Wherever the string "JSON" occurs in a line of these records, report that line.

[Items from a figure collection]
=-=-=
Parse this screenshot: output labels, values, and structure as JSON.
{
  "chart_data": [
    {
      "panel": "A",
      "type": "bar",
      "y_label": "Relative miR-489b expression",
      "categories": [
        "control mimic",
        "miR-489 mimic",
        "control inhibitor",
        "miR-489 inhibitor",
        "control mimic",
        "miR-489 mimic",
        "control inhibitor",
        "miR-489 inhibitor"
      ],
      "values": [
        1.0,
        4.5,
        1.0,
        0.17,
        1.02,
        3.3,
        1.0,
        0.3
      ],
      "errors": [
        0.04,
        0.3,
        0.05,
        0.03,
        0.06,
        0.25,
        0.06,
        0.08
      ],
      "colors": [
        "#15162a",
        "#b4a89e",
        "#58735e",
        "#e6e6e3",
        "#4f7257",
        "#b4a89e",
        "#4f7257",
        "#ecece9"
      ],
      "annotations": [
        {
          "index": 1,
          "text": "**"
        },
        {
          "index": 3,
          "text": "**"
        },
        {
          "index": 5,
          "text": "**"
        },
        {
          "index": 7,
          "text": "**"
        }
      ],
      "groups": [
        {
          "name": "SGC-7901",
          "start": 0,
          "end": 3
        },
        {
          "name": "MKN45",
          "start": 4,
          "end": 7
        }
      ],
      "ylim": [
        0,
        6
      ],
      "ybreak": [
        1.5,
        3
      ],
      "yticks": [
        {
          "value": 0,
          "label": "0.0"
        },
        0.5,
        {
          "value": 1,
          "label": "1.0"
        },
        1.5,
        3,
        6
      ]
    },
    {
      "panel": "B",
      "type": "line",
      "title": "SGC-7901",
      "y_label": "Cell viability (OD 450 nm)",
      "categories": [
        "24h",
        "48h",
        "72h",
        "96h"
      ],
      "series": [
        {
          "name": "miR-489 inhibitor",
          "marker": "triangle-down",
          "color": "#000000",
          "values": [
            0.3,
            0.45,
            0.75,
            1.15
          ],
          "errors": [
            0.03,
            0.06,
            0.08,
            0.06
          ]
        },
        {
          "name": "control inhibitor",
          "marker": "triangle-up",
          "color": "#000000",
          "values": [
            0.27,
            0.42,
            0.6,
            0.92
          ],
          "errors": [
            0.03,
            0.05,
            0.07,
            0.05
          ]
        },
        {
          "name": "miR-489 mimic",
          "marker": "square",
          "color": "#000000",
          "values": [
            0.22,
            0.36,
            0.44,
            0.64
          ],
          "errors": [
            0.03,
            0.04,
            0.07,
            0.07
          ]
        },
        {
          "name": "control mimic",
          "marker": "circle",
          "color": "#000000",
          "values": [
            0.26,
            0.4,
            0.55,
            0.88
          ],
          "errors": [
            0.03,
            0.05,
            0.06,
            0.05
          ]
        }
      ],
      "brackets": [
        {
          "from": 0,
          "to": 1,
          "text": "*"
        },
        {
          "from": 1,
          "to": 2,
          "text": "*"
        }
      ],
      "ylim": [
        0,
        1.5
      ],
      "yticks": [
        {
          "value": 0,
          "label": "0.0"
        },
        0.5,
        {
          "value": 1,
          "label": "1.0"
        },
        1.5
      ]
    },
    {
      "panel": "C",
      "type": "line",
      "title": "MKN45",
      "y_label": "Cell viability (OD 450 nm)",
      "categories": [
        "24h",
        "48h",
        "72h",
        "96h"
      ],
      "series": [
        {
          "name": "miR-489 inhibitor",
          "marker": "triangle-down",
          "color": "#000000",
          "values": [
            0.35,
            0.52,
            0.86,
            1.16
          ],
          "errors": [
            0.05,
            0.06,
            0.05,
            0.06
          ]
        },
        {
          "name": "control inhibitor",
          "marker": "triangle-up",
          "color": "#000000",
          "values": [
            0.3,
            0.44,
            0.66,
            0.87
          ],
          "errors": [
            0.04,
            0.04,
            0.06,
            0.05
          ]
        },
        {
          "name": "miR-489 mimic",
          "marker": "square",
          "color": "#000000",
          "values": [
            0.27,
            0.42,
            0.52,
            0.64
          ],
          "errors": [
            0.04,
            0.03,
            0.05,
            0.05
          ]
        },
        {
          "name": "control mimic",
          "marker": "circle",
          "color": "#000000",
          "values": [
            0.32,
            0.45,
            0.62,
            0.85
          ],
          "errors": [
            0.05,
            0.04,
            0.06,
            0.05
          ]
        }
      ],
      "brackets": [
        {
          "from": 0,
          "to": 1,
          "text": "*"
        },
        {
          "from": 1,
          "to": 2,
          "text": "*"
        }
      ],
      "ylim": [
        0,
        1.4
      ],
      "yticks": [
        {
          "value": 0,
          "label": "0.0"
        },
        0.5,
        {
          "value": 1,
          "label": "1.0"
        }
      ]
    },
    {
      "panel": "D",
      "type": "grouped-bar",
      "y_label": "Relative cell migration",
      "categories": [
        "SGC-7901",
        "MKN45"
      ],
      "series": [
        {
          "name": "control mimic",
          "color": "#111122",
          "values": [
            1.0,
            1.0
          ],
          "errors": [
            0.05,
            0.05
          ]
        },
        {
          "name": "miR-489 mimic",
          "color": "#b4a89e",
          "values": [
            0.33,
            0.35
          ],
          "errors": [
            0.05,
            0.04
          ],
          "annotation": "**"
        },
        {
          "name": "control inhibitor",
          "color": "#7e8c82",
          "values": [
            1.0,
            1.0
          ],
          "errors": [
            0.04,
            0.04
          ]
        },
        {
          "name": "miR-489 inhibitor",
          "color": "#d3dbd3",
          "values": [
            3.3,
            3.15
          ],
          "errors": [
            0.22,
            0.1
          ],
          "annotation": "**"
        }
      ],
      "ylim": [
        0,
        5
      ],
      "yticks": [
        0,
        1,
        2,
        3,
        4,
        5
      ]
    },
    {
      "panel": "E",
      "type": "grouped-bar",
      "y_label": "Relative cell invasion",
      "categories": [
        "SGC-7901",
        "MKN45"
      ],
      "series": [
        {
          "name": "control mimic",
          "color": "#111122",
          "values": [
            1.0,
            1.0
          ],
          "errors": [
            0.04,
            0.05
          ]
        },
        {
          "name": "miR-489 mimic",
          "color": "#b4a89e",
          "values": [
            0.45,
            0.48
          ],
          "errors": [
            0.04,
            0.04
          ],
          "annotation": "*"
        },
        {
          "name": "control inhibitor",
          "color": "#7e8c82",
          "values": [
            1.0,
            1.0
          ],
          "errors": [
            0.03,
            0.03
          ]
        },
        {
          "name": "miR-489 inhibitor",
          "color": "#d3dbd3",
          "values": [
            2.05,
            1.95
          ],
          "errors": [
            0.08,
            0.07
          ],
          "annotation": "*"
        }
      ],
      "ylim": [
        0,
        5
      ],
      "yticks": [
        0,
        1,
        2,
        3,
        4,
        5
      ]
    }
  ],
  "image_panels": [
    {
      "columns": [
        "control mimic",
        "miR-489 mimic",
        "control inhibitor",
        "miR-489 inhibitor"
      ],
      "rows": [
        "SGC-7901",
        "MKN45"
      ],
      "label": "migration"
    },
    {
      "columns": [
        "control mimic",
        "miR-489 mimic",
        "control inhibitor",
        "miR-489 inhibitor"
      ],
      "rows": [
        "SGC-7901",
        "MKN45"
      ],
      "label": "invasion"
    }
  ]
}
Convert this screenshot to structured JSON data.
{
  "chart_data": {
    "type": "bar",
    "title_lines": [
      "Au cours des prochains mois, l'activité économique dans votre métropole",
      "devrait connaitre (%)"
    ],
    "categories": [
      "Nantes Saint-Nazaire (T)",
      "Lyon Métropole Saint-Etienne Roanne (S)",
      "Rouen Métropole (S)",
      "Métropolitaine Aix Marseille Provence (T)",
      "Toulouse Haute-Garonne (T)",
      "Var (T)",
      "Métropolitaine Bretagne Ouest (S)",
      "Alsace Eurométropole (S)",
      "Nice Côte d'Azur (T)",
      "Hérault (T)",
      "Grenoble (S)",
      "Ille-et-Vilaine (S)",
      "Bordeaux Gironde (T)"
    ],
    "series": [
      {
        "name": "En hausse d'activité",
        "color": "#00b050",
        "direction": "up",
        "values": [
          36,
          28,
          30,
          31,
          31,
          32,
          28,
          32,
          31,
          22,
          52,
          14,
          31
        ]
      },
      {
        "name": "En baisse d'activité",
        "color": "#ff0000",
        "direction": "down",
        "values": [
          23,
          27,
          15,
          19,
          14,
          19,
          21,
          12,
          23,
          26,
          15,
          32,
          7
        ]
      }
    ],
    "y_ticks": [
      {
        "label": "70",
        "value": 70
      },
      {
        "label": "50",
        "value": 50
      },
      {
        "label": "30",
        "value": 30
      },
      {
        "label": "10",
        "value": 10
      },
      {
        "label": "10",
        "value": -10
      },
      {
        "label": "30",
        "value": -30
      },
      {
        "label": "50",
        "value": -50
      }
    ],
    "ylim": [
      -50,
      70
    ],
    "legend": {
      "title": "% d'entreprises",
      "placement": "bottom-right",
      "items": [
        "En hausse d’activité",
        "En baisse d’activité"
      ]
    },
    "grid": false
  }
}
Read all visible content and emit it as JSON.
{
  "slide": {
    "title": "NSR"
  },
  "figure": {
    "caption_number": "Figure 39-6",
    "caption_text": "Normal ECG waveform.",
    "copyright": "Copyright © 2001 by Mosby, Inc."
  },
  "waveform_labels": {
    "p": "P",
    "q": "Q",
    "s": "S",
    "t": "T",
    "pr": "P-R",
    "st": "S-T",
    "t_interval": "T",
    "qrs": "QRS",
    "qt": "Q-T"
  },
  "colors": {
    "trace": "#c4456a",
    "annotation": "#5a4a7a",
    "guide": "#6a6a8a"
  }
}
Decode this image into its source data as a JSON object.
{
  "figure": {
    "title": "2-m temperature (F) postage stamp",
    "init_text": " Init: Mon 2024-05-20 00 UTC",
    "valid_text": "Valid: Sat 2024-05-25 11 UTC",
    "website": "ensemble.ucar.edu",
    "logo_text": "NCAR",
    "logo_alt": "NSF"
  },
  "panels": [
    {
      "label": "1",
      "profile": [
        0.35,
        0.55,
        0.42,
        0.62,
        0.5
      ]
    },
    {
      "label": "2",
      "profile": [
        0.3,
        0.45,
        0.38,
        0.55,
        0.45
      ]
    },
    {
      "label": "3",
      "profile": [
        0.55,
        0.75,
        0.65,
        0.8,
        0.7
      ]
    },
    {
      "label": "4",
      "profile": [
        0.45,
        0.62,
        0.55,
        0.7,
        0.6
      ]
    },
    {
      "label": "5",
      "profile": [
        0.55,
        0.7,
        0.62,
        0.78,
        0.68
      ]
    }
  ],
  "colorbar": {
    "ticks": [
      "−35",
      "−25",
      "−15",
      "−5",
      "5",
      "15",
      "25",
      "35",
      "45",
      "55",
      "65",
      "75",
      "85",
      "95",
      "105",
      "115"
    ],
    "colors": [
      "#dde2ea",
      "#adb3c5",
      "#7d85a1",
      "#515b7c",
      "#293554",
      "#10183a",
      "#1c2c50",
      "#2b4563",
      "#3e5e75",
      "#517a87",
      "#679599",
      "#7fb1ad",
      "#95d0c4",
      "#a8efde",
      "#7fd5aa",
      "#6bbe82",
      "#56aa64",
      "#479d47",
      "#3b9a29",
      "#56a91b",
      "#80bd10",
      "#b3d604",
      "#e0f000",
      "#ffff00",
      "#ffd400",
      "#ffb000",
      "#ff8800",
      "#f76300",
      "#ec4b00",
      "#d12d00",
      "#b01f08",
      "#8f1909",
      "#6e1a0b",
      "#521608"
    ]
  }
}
=-=-=
WRITTEN REPLY:
Parse this screenshot: output labels, values, and structure as JSON.
Convert this screenshot to structured JSON data.
Read all visible content and emit it as JSON.
Decode this image into its source data as a JSON object.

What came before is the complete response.